## DIRECTIONS
Pictures do not belong in your copy. Repeat all the other data exactly.

## ROWS

>> Start

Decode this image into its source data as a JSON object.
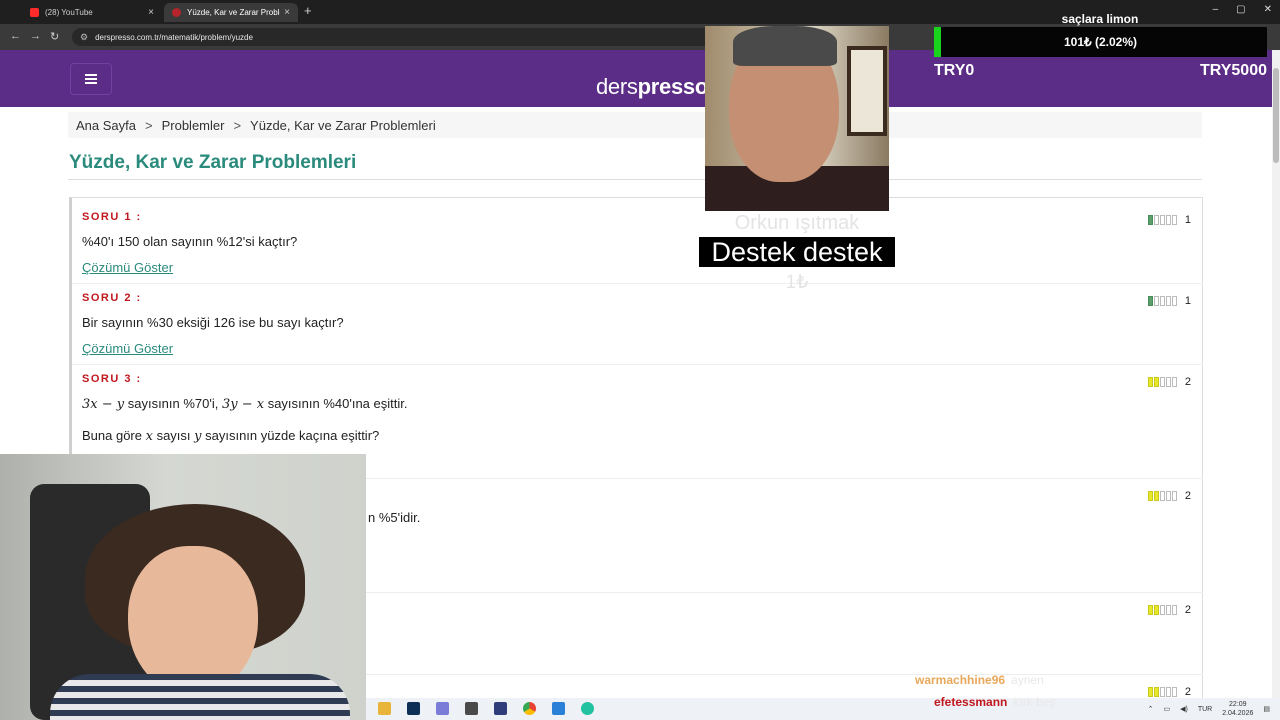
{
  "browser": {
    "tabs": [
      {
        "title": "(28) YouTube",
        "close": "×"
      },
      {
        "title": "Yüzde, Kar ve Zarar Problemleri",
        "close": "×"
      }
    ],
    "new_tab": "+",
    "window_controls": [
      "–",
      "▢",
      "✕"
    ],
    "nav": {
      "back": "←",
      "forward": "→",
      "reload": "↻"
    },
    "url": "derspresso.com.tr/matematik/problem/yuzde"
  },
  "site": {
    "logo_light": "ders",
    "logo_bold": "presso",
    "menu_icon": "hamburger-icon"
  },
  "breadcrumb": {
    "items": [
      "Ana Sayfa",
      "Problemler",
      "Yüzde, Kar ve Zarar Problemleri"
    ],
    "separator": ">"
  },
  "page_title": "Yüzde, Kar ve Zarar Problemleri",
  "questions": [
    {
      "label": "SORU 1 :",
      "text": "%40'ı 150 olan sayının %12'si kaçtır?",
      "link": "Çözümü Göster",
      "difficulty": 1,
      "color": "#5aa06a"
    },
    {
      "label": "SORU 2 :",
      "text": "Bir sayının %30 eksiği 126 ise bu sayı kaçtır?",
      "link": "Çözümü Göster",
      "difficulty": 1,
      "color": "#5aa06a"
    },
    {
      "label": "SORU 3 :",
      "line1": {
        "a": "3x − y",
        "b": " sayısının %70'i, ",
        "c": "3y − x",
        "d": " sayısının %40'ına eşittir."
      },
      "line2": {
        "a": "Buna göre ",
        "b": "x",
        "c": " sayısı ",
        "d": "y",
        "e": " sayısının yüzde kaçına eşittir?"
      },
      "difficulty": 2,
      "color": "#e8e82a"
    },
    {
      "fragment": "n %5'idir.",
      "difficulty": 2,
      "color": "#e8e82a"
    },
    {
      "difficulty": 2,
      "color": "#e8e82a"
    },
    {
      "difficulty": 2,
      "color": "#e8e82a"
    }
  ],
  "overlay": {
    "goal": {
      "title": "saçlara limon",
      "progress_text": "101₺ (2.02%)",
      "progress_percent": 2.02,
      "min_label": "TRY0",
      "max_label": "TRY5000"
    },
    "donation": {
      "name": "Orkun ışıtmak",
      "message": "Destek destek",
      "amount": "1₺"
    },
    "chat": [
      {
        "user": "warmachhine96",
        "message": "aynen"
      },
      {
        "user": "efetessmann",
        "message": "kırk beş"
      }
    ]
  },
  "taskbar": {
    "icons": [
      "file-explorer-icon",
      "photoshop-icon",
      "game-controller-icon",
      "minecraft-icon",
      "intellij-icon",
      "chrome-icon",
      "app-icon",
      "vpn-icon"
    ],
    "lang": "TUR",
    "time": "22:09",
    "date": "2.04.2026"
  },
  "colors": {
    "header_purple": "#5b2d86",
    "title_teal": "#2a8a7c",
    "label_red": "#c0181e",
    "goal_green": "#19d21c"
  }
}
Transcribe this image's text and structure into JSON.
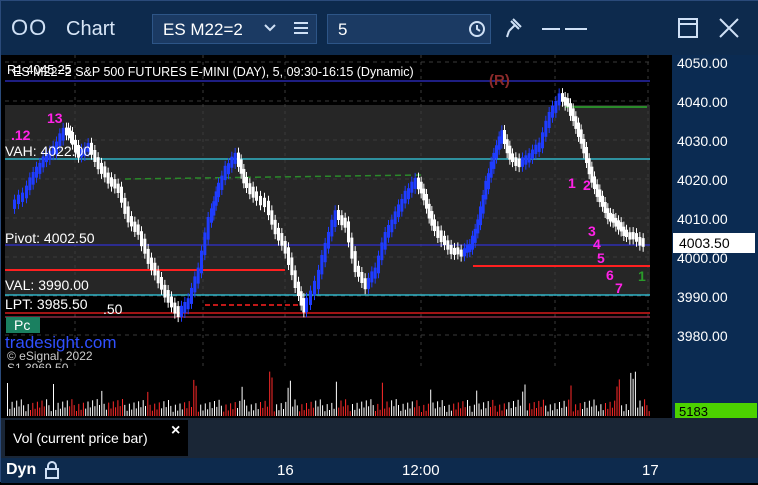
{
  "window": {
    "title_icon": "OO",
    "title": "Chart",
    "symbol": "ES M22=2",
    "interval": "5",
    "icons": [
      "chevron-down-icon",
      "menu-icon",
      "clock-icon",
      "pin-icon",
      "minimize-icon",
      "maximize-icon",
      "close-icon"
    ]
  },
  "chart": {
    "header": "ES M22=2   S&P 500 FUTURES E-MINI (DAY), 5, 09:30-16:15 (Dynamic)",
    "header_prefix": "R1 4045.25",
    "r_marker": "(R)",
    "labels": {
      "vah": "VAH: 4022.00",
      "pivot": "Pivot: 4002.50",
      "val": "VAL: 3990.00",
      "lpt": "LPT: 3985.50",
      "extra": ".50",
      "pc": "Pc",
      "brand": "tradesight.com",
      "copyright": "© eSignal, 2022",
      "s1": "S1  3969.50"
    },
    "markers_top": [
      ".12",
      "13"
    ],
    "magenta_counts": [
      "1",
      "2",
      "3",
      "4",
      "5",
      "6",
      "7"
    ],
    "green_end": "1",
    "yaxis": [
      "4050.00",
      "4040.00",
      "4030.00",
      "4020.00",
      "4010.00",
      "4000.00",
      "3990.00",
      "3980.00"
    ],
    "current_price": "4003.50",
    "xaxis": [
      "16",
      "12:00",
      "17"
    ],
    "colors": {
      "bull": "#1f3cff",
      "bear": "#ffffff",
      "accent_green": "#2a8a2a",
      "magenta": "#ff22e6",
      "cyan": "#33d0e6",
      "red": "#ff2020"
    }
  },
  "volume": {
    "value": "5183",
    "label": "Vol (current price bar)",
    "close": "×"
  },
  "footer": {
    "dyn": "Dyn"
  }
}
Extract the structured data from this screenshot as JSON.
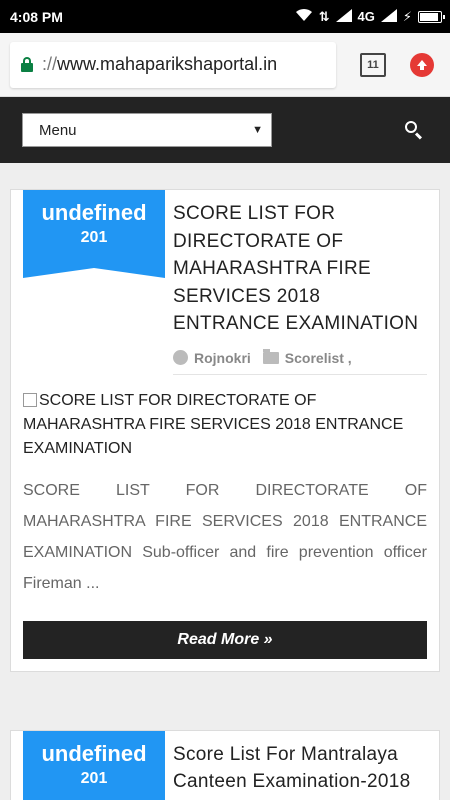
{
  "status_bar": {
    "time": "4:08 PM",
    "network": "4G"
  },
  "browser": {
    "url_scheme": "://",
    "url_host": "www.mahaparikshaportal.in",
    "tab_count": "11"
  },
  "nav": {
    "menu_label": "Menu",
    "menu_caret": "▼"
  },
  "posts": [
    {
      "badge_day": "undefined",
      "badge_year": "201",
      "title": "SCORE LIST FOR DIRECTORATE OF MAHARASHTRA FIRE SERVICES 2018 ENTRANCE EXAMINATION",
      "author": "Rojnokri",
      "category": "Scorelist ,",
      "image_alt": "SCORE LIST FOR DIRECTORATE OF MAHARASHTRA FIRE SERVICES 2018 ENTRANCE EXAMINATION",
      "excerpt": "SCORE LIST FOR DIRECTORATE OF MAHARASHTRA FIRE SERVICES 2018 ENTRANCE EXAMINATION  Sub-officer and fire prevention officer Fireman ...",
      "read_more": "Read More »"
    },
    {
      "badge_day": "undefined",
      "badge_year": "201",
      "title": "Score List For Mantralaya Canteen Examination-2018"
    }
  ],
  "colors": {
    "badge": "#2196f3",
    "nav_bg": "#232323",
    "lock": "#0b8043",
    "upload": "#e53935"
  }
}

>> End

## SOLUTION TO THIS PROBLEM
Decode this image into its source data as a JSON object.
{
  "browser": {
    "tabs": [
      {
        "title": "(28) YouTube",
        "close": "×"
      },
      {
        "title": "Yüzde, Kar ve Zarar Problemleri",
        "close": "×"
      }
    ],
    "new_tab": "+",
    "window_controls": [
      "–",
      "▢",
      "✕"
    ],
    "nav": {
      "back": "←",
      "forward": "→",
      "reload": "↻"
    },
    "url": "derspresso.com.tr/matematik/problem/yuzde"
  },
  "site": {
    "logo_light": "ders",
    "logo_bold": "presso",
    "menu_icon": "hamburger-icon"
  },
  "breadcrumb": {
    "items": [
      "Ana Sayfa",
      "Problemler",
      "Yüzde, Kar ve Zarar Problemleri"
    ],
    "separator": ">"
  },
  "page_title": "Yüzde, Kar ve Zarar Problemleri",
  "questions": [
    {
      "label": "SORU 1 :",
      "text": "%40'ı 150 olan sayının %12'si kaçtır?",
      "link": "Çözümü Göster",
      "difficulty": 1,
      "color": "#5aa06a"
    },
    {
      "label": "SORU 2 :",
      "text": "Bir sayının %30 eksiği 126 ise bu sayı kaçtır?",
      "link": "Çözümü Göster",
      "difficulty": 1,
      "color": "#5aa06a"
    },
    {
      "label": "SORU 3 :",
      "line1": {
        "a": "3x − y",
        "b": " sayısının %70'i, ",
        "c": "3y − x",
        "d": " sayısının %40'ına eşittir."
      },
      "line2": {
        "a": "Buna göre ",
        "b": "x",
        "c": " sayısı ",
        "d": "y",
        "e": " sayısının yüzde kaçına eşittir?"
      },
      "difficulty": 2,
      "color": "#e8e82a"
    },
    {
      "fragment": "n %5'idir.",
      "difficulty": 2,
      "color": "#e8e82a"
    },
    {
      "difficulty": 2,
      "color": "#e8e82a"
    },
    {
      "difficulty": 2,
      "color": "#e8e82a"
    }
  ],
  "overlay": {
    "goal": {
      "title": "saçlara limon",
      "progress_text": "101₺ (2.02%)",
      "progress_percent": 2.02,
      "min_label": "TRY0",
      "max_label": "TRY5000"
    },
    "donation": {
      "name": "Orkun ışıtmak",
      "message": "Destek destek",
      "amount": "1₺"
    },
    "chat": [
      {
        "user": "warmachhine96",
        "message": "aynen"
      },
      {
        "user": "efetessmann",
        "message": "kırk beş"
      }
    ]
  },
  "taskbar": {
    "icons": [
      "file-explorer-icon",
      "photoshop-icon",
      "game-controller-icon",
      "minecraft-icon",
      "intellij-icon",
      "chrome-icon",
      "app-icon",
      "vpn-icon"
    ],
    "lang": "TUR",
    "time": "22:09",
    "date": "2.04.2026"
  },
  "colors": {
    "header_purple": "#5b2d86",
    "title_teal": "#2a8a7c",
    "label_red": "#c0181e",
    "goal_green": "#19d21c"
  }
}
Transcribe this image's text and structure into JSON.
{
  "window": {
    "title_icon": "OO",
    "title": "Chart",
    "symbol": "ES M22=2",
    "interval": "5",
    "icons": [
      "chevron-down-icon",
      "menu-icon",
      "clock-icon",
      "pin-icon",
      "minimize-icon",
      "maximize-icon",
      "close-icon"
    ]
  },
  "chart": {
    "header": "ES M22=2   S&P 500 FUTURES E-MINI (DAY), 5, 09:30-16:15 (Dynamic)",
    "header_prefix": "R1 4045.25",
    "r_marker": "(R)",
    "labels": {
      "vah": "VAH: 4022.00",
      "pivot": "Pivot: 4002.50",
      "val": "VAL: 3990.00",
      "lpt": "LPT: 3985.50",
      "extra": ".50",
      "pc": "Pc",
      "brand": "tradesight.com",
      "copyright": "© eSignal, 2022",
      "s1": "S1  3969.50"
    },
    "markers_top": [
      ".12",
      "13"
    ],
    "magenta_counts": [
      "1",
      "2",
      "3",
      "4",
      "5",
      "6",
      "7"
    ],
    "green_end": "1",
    "yaxis": [
      "4050.00",
      "4040.00",
      "4030.00",
      "4020.00",
      "4010.00",
      "4000.00",
      "3990.00",
      "3980.00"
    ],
    "current_price": "4003.50",
    "xaxis": [
      "16",
      "12:00",
      "17"
    ],
    "colors": {
      "bull": "#1f3cff",
      "bear": "#ffffff",
      "accent_green": "#2a8a2a",
      "magenta": "#ff22e6",
      "cyan": "#33d0e6",
      "red": "#ff2020"
    }
  },
  "volume": {
    "value": "5183",
    "label": "Vol (current price bar)",
    "close": "×"
  },
  "footer": {
    "dyn": "Dyn"
  }
}
Extract the structured data from this screenshot as JSON.
{
  "status_bar": {
    "time": "4:08 PM",
    "network": "4G"
  },
  "browser": {
    "url_scheme": "://",
    "url_host": "www.mahaparikshaportal.in",
    "tab_count": "11"
  },
  "nav": {
    "menu_label": "Menu",
    "menu_caret": "▼"
  },
  "posts": [
    {
      "badge_day": "undefined",
      "badge_year": "201",
      "title": "SCORE LIST FOR DIRECTORATE OF MAHARASHTRA FIRE SERVICES 2018 ENTRANCE EXAMINATION",
      "author": "Rojnokri",
      "category": "Scorelist ,",
      "image_alt": "SCORE LIST FOR DIRECTORATE OF MAHARASHTRA FIRE SERVICES 2018 ENTRANCE EXAMINATION",
      "excerpt": "SCORE LIST FOR DIRECTORATE OF MAHARASHTRA FIRE SERVICES 2018 ENTRANCE EXAMINATION  Sub-officer and fire prevention officer Fireman ...",
      "read_more": "Read More »"
    },
    {
      "badge_day": "undefined",
      "badge_year": "201",
      "title": "Score List For Mantralaya Canteen Examination-2018"
    }
  ],
  "colors": {
    "badge": "#2196f3",
    "nav_bg": "#232323",
    "lock": "#0b8043",
    "upload": "#e53935"
  }
}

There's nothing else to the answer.